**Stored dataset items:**
######
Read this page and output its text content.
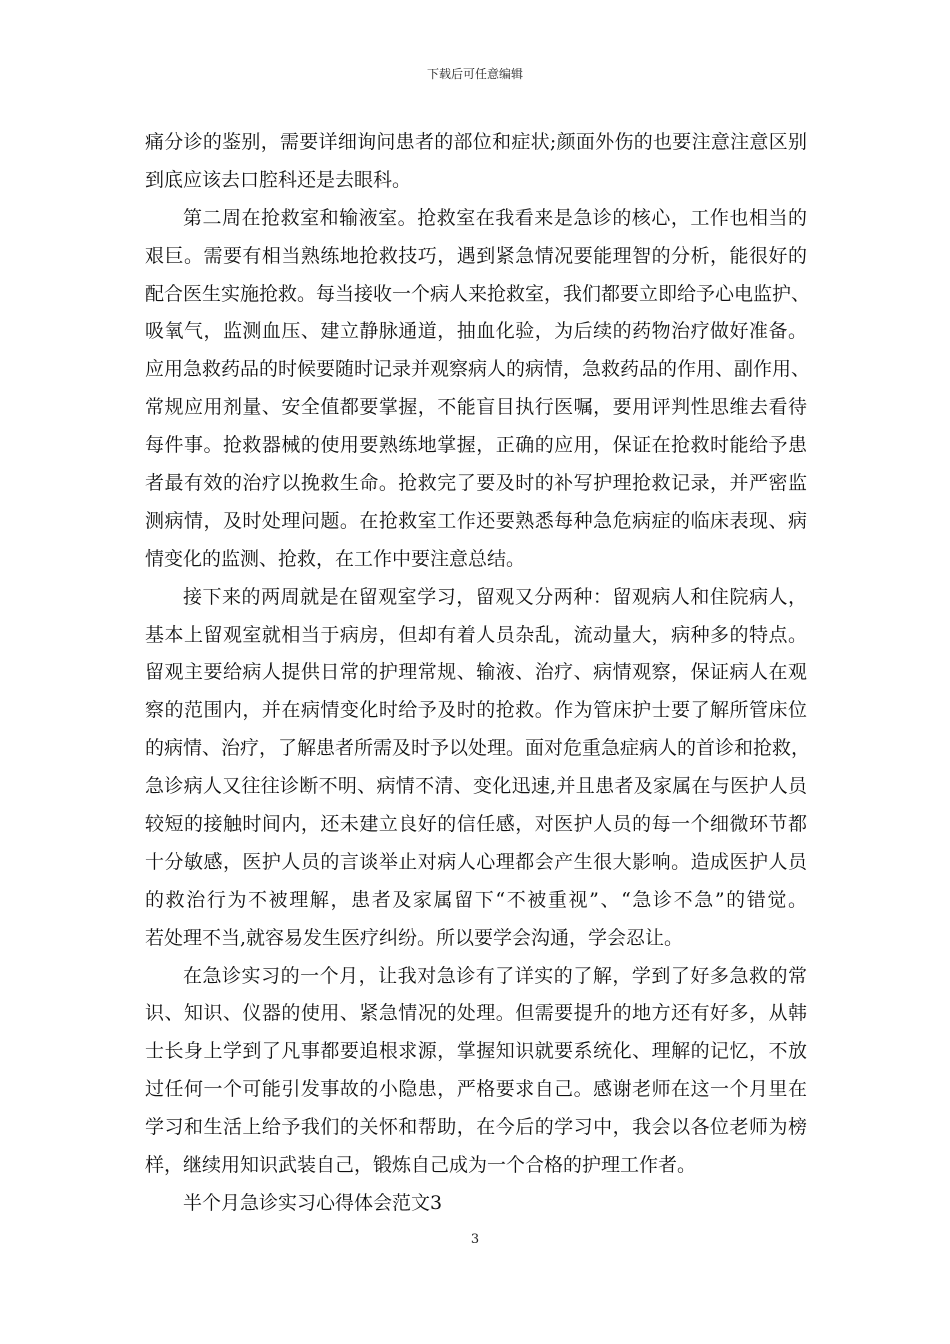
下载后可任意编辑
痛分诊的鉴别，需要详细询问患者的部位和症状;颜面外伤的也要注意注意区别
到底应该去口腔科还是去眼科。
第二周在抢救室和输液室。抢救室在我看来是急诊的核心，工作也相当的
艰巨。需要有相当熟练地抢救技巧，遇到紧急情况要能理智的分析，能很好的
配合医生实施抢救。每当接收一个病人来抢救室，我们都要立即给予心电监护、
吸氧气，监测血压、建立静脉通道，抽血化验，为后续的药物治疗做好准备。
应用急救药品的时候要随时记录并观察病人的病情，急救药品的作用、副作用、
常规应用剂量、安全值都要掌握，不能盲目执行医嘱，要用评判性思维去看待
每件事。抢救器械的使用要熟练地掌握，正确的应用，保证在抢救时能给予患
者最有效的治疗以挽救生命。抢救完了要及时的补写护理抢救记录，并严密监
测病情，及时处理问题。在抢救室工作还要熟悉每种急危病症的临床表现、病
情变化的监测、抢救，在工作中要注意总结。
接下来的两周就是在留观室学习，留观又分两种：留观病人和住院病人，
基本上留观室就相当于病房，但却有着人员杂乱，流动量大，病种多的特点。
留观主要给病人提供日常的护理常规、输液、治疗、病情观察，保证病人在观
察的范围内，并在病情变化时给予及时的抢救。作为管床护士要了解所管床位
的病情、治疗，了解患者所需及时予以处理。面对危重急症病人的首诊和抢救，
急诊病人又往往诊断不明、病情不清、变化迅速,并且患者及家属在与医护人员
较短的接触时间内，还未建立良好的信任感，对医护人员的每一个细微环节都
十分敏感，医护人员的言谈举止对病人心理都会产生很大影响。造成医护人员
的救治行为不被理解，患者及家属留下“不被重视”、“急诊不急”的错觉。
若处理不当,就容易发生医疗纠纷。所以要学会沟通，学会忍让。
在急诊实习的一个月，让我对急诊有了详实的了解，学到了好多急救的常
识、知识、仪器的使用、紧急情况的处理。但需要提升的地方还有好多，从韩
士长身上学到了凡事都要追根求源，掌握知识就要系统化、理解的记忆，不放
过任何一个可能引发事故的小隐患，严格要求自己。感谢老师在这一个月里在
学习和生活上给予我们的关怀和帮助，在今后的学习中，我会以各位老师为榜
样，继续用知识武装自己，锻炼自己成为一个合格的护理工作者。
半个月急诊实习心得体会范文3
3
######
**Given task:** Reproduce all of the material exactly, apart from the pictures.

**Complete output:**
Read this page and output its text content.
下载后可任意编辑
痛分诊的鉴别，需要详细询问患者的部位和症状;颜面外伤的也要注意注意区别
到底应该去口腔科还是去眼科。
第二周在抢救室和输液室。抢救室在我看来是急诊的核心，工作也相当的
艰巨。需要有相当熟练地抢救技巧，遇到紧急情况要能理智的分析，能很好的
配合医生实施抢救。每当接收一个病人来抢救室，我们都要立即给予心电监护、
吸氧气，监测血压、建立静脉通道，抽血化验，为后续的药物治疗做好准备。
应用急救药品的时候要随时记录并观察病人的病情，急救药品的作用、副作用、
常规应用剂量、安全值都要掌握，不能盲目执行医嘱，要用评判性思维去看待
每件事。抢救器械的使用要熟练地掌握，正确的应用，保证在抢救时能给予患
者最有效的治疗以挽救生命。抢救完了要及时的补写护理抢救记录，并严密监
测病情，及时处理问题。在抢救室工作还要熟悉每种急危病症的临床表现、病
情变化的监测、抢救，在工作中要注意总结。
接下来的两周就是在留观室学习，留观又分两种：留观病人和住院病人，
基本上留观室就相当于病房，但却有着人员杂乱，流动量大，病种多的特点。
留观主要给病人提供日常的护理常规、输液、治疗、病情观察，保证病人在观
察的范围内，并在病情变化时给予及时的抢救。作为管床护士要了解所管床位
的病情、治疗，了解患者所需及时予以处理。面对危重急症病人的首诊和抢救，
急诊病人又往往诊断不明、病情不清、变化迅速,并且患者及家属在与医护人员
较短的接触时间内，还未建立良好的信任感，对医护人员的每一个细微环节都
十分敏感，医护人员的言谈举止对病人心理都会产生很大影响。造成医护人员
的救治行为不被理解，患者及家属留下“不被重视”、“急诊不急”的错觉。
若处理不当,就容易发生医疗纠纷。所以要学会沟通，学会忍让。
在急诊实习的一个月，让我对急诊有了详实的了解，学到了好多急救的常
识、知识、仪器的使用、紧急情况的处理。但需要提升的地方还有好多，从韩
士长身上学到了凡事都要追根求源，掌握知识就要系统化、理解的记忆，不放
过任何一个可能引发事故的小隐患，严格要求自己。感谢老师在这一个月里在
学习和生活上给予我们的关怀和帮助，在今后的学习中，我会以各位老师为榜
样，继续用知识武装自己，锻炼自己成为一个合格的护理工作者。
半个月急诊实习心得体会范文3
3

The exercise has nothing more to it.